# Problem details
Reproduce all entries precisely, down to the last character.

— Start Data supplied —

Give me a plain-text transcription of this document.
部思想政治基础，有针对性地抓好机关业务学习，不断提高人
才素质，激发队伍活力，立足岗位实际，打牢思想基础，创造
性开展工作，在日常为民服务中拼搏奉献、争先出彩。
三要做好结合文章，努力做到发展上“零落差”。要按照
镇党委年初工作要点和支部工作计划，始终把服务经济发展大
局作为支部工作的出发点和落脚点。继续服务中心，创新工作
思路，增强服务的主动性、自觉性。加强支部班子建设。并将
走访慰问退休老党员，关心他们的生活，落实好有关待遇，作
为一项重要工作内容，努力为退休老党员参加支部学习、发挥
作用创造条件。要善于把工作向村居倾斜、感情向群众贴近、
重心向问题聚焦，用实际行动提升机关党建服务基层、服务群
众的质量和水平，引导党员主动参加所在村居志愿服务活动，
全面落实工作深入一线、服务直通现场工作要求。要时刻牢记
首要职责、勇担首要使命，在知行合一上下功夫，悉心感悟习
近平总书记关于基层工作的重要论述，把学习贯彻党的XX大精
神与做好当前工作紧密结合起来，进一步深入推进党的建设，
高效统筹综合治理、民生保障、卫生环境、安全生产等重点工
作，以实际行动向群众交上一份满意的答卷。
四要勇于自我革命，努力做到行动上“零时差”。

— End Data supplied —

# Problem solution
Give me a plain-text transcription of this document.
部思想政治基础，有针对性地抓好机关业务学习，不断提高人
才素质，激发队伍活力，立足岗位实际，打牢思想基础，创造
性开展工作，在日常为民服务中拼搏奉献、争先出彩。
三要做好结合文章，努力做到发展上“零落差”。要按照
镇党委年初工作要点和支部工作计划，始终把服务经济发展大
局作为支部工作的出发点和落脚点。继续服务中心，创新工作
思路，增强服务的主动性、自觉性。加强支部班子建设。并将
走访慰问退休老党员，关心他们的生活，落实好有关待遇，作
为一项重要工作内容，努力为退休老党员参加支部学习、发挥
作用创造条件。要善于把工作向村居倾斜、感情向群众贴近、
重心向问题聚焦，用实际行动提升机关党建服务基层、服务群
众的质量和水平，引导党员主动参加所在村居志愿服务活动，
全面落实工作深入一线、服务直通现场工作要求。要时刻牢记
首要职责、勇担首要使命，在知行合一上下功夫，悉心感悟习
近平总书记关于基层工作的重要论述，把学习贯彻党的XX大精
神与做好当前工作紧密结合起来，进一步深入推进党的建设，
高效统筹综合治理、民生保障、卫生环境、安全生产等重点工
作，以实际行动向群众交上一份满意的答卷。
四要勇于自我革命，努力做到行动上“零时差”。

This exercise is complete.